» **Exercise objective**: Scan the listing below and copy every line holding "JSON".

------------------------------------------------------------

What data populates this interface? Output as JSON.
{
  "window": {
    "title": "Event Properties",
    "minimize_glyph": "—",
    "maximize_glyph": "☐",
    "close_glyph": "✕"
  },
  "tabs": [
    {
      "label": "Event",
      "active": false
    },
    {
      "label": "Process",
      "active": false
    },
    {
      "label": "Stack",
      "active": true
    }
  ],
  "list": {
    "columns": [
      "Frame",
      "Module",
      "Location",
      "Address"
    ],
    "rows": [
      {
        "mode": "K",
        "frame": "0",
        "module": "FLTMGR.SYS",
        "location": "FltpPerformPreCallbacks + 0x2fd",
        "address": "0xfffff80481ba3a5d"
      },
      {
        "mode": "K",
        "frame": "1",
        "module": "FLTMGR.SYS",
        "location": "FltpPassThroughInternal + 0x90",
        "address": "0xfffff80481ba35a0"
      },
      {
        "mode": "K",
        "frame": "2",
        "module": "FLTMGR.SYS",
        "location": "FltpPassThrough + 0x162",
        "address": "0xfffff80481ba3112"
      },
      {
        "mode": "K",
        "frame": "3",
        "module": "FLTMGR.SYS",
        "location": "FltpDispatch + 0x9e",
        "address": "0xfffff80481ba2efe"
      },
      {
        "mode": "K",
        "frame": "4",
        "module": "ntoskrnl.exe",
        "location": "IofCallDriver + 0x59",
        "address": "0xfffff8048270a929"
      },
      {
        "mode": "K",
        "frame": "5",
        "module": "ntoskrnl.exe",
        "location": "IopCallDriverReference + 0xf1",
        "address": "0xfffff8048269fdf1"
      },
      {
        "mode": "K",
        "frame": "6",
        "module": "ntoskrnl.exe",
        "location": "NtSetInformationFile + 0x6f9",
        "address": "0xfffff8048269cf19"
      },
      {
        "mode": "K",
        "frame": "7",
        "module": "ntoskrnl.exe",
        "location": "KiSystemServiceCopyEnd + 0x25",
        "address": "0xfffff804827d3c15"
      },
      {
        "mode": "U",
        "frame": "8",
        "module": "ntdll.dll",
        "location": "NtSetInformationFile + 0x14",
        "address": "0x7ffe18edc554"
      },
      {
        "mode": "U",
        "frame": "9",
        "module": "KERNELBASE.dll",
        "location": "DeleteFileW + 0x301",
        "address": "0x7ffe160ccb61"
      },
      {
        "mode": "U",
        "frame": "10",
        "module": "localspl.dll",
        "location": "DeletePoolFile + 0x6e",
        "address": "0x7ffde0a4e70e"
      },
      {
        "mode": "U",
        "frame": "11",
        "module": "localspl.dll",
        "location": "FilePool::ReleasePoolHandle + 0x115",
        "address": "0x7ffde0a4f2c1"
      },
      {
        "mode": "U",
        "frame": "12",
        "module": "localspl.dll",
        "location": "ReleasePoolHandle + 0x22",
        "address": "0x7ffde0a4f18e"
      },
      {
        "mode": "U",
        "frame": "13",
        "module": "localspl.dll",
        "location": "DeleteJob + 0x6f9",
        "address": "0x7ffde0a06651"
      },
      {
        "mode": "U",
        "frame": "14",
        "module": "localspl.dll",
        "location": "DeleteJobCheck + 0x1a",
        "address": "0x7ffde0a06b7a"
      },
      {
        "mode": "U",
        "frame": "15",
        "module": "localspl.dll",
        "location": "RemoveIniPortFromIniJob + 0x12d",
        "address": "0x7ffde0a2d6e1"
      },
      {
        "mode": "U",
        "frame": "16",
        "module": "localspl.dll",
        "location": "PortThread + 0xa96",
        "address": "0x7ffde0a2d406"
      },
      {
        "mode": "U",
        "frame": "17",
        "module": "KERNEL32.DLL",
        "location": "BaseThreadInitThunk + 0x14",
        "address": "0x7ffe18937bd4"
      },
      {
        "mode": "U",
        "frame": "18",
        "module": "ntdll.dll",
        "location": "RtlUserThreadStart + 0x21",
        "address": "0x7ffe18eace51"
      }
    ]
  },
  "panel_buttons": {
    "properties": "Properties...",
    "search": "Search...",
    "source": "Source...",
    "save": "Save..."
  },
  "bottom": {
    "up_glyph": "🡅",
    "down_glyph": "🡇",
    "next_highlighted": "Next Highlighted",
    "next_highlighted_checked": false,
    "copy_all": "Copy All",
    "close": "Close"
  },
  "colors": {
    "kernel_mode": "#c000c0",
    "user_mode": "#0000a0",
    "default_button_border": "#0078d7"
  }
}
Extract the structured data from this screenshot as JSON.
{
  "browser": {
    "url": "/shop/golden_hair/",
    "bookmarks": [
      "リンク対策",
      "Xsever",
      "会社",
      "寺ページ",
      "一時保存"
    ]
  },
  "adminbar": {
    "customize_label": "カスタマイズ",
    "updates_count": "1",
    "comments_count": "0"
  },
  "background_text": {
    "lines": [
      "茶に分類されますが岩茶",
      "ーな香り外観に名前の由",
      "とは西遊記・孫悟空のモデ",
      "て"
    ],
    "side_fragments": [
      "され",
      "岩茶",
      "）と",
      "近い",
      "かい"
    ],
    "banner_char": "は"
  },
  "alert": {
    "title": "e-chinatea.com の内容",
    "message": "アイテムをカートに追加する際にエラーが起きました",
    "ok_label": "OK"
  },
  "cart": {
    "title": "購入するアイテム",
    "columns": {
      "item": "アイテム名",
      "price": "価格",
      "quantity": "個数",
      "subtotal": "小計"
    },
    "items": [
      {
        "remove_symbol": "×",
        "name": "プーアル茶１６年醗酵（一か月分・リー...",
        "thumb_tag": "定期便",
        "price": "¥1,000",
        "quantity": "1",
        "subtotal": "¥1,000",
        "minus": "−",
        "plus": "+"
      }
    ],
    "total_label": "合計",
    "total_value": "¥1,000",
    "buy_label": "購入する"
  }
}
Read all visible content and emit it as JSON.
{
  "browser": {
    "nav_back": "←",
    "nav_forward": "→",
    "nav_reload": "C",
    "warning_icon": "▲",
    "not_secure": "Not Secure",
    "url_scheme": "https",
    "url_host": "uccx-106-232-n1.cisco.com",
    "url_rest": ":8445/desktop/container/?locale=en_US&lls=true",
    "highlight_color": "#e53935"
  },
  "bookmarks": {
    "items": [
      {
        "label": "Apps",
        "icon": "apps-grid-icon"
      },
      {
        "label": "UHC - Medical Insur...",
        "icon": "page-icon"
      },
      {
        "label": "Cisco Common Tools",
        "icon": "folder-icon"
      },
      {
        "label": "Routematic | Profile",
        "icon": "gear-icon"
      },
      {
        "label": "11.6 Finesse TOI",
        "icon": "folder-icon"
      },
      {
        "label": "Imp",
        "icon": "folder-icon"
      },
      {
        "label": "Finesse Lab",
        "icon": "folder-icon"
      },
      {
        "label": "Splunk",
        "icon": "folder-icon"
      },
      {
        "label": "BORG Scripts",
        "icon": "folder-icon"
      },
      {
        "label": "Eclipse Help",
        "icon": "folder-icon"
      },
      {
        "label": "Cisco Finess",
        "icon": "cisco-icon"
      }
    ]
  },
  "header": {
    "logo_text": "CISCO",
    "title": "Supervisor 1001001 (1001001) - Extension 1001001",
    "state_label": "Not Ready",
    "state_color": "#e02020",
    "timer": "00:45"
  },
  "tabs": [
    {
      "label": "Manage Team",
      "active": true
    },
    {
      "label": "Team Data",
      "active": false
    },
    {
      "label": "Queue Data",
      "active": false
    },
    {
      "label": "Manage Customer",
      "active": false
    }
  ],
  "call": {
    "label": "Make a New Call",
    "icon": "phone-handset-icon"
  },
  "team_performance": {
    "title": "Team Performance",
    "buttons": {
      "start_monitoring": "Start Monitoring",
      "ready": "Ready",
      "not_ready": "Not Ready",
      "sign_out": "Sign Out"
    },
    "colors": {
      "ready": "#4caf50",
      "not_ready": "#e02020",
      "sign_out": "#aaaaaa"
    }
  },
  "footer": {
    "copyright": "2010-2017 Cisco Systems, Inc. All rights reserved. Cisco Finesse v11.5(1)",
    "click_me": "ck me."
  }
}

------------------------------------------------------------

» **Solution to this exercise**:
What data populates this interface? Output as JSON.
Extract the structured data from this screenshot as JSON.
Read all visible content and emit it as JSON.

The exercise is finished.